◆ **WHAT YOU WILL DO**: Put the rows below into a numbered list, from the start of the rows up to and including the line that contains "hour-item-09[interactable]: 09:00: [0, 1114, 237, 1162]", leaving out any blank lines.

(Dataset rows)
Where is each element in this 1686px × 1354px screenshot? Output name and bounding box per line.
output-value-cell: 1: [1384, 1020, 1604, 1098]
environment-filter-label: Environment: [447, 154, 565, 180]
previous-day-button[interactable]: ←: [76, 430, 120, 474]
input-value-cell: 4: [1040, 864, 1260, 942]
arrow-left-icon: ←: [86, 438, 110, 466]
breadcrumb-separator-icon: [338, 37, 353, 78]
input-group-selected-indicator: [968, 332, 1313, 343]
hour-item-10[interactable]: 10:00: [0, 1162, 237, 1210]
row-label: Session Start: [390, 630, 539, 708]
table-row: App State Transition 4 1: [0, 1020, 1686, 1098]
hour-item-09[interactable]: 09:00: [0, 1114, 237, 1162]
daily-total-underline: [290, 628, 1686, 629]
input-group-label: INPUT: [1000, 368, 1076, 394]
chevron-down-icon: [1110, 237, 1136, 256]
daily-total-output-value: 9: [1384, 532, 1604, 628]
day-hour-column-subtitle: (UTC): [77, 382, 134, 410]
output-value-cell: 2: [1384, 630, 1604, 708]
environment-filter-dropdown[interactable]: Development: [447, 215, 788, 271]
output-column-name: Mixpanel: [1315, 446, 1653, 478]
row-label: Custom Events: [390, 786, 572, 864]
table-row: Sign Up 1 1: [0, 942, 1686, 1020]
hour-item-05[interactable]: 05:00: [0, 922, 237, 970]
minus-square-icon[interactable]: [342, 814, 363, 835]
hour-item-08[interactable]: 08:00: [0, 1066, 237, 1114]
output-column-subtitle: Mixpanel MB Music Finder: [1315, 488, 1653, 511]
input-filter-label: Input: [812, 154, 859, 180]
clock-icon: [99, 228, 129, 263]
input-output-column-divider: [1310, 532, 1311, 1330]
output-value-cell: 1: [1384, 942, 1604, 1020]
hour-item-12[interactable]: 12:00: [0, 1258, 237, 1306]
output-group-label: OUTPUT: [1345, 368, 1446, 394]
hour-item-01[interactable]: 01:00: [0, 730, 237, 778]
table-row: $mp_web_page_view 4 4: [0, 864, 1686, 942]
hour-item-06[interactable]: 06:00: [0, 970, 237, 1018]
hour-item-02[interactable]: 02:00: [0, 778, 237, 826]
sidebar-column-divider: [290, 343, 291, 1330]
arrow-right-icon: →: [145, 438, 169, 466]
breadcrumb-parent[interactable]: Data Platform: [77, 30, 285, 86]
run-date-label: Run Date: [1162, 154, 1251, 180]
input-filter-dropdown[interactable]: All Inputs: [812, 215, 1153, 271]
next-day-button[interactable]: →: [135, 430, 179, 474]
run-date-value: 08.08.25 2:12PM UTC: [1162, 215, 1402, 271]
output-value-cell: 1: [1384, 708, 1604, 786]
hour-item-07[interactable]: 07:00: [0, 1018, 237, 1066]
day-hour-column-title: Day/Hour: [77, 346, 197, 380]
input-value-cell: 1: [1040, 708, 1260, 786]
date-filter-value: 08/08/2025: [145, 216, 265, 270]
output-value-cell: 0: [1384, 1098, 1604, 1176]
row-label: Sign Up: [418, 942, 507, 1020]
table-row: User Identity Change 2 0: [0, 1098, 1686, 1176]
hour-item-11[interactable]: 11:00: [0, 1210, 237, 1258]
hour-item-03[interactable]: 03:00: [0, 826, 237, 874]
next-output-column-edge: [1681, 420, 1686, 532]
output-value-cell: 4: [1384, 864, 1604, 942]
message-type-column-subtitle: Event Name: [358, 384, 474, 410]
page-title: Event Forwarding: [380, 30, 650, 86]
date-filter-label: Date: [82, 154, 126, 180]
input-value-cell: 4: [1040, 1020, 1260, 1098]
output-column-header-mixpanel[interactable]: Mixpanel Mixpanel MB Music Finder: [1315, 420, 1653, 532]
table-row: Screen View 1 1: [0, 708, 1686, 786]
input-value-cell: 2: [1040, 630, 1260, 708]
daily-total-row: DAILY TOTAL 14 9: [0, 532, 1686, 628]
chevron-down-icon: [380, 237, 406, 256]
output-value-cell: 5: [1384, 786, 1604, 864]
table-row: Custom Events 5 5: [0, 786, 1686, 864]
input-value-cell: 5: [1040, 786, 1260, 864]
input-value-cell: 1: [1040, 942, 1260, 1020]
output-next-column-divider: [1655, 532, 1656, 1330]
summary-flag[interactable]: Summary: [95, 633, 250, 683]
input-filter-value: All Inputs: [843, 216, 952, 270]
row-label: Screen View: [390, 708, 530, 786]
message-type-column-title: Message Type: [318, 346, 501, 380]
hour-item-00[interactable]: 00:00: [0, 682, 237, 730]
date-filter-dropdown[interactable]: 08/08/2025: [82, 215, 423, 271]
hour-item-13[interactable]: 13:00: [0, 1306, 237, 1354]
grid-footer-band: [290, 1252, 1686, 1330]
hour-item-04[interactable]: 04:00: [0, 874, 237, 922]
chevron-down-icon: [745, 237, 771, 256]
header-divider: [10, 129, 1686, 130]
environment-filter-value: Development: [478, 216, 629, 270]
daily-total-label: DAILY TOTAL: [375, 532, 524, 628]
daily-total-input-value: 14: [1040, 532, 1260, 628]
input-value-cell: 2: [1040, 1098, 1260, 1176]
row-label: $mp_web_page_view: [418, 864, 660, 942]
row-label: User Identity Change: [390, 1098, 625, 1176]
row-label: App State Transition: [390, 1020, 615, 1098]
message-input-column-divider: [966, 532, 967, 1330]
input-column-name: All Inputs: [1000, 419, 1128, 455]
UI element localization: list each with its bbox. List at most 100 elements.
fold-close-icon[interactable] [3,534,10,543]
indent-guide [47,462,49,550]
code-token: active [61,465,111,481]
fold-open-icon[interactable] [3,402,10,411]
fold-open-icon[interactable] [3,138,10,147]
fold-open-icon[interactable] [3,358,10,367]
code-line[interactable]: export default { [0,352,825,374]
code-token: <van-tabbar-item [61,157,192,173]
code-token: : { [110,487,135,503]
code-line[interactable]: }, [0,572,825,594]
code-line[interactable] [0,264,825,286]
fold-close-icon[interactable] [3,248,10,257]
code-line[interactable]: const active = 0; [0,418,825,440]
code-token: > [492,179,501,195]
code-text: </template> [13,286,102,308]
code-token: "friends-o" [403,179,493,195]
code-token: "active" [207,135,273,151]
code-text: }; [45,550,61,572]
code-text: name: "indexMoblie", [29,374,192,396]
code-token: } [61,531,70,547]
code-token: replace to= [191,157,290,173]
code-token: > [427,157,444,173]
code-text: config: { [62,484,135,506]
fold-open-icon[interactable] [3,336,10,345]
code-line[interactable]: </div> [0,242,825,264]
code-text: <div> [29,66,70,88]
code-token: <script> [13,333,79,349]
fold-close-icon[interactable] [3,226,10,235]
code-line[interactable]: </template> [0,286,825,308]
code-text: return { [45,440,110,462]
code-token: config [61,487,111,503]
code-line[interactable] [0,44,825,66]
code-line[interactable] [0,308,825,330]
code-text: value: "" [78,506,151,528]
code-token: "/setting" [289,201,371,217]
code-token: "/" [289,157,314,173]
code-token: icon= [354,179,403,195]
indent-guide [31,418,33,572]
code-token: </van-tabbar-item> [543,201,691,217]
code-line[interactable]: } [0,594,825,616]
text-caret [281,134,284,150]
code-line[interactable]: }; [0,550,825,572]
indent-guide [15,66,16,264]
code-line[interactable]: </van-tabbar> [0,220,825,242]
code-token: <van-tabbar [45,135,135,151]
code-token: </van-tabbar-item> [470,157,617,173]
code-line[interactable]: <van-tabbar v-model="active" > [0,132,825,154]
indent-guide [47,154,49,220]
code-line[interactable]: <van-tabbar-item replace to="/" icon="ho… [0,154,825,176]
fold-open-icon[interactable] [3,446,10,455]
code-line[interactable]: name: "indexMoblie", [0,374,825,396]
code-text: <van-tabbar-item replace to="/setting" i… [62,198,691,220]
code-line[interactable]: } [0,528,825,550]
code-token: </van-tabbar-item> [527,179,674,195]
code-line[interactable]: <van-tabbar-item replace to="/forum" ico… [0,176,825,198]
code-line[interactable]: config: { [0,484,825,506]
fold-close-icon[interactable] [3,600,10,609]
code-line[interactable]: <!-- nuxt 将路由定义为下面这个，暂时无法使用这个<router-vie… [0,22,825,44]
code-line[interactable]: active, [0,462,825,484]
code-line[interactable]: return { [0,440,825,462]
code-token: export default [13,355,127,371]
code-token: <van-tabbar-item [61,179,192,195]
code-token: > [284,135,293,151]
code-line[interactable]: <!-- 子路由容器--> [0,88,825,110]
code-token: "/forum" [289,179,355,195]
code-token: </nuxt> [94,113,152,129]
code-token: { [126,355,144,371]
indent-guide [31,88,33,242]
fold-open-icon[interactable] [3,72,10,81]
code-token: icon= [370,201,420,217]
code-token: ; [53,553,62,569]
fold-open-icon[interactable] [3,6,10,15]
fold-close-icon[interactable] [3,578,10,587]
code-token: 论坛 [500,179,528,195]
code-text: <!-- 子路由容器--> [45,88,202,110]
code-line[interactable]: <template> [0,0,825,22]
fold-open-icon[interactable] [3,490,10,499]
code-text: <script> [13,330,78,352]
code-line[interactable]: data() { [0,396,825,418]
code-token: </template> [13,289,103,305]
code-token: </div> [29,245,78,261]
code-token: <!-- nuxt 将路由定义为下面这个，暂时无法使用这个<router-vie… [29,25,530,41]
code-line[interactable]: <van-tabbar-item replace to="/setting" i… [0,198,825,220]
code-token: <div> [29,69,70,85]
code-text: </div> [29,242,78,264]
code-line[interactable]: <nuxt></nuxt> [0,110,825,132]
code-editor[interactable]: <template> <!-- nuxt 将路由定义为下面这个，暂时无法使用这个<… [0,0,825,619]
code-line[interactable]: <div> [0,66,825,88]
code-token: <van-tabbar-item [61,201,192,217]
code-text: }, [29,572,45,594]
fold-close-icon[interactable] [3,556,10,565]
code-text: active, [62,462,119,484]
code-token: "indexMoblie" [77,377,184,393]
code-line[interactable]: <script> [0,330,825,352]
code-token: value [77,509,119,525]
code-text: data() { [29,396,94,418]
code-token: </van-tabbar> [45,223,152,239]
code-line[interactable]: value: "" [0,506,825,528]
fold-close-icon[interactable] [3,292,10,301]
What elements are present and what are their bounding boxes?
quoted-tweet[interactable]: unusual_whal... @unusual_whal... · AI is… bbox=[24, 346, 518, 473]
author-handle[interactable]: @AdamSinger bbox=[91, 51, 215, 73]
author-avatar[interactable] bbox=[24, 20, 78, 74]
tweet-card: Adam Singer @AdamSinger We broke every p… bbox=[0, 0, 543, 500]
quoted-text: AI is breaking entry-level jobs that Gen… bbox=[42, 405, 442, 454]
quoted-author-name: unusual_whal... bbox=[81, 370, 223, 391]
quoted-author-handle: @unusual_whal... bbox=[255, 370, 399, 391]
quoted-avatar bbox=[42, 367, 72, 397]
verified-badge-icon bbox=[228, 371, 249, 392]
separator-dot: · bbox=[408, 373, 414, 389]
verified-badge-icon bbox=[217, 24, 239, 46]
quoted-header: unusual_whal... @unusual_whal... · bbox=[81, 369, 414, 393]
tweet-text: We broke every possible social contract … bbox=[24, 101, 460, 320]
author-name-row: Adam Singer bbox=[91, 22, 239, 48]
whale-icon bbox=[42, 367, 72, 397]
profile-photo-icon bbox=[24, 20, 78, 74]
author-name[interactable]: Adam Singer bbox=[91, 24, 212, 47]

◆ **REPLY TO THE EXERCISE**:
1. Where is each element in this 1686px × 1354px screenshot? Output name and bounding box per line.
2. output-value-cell: 1: [1384, 1020, 1604, 1098]
3. environment-filter-label: Environment: [447, 154, 565, 180]
4. previous-day-button[interactable]: ←: [76, 430, 120, 474]
5. input-value-cell: 4: [1040, 864, 1260, 942]
6. arrow-left-icon: ←: [86, 438, 110, 466]
7. breadcrumb-separator-icon: [338, 37, 353, 78]
8. input-group-selected-indicator: [968, 332, 1313, 343]
9. hour-item-10[interactable]: 10:00: [0, 1162, 237, 1210]
10. row-label: Session Start: [390, 630, 539, 708]
11. table-row: App State Transition 4 1: [0, 1020, 1686, 1098]
12. hour-item-09[interactable]: 09:00: [0, 1114, 237, 1162]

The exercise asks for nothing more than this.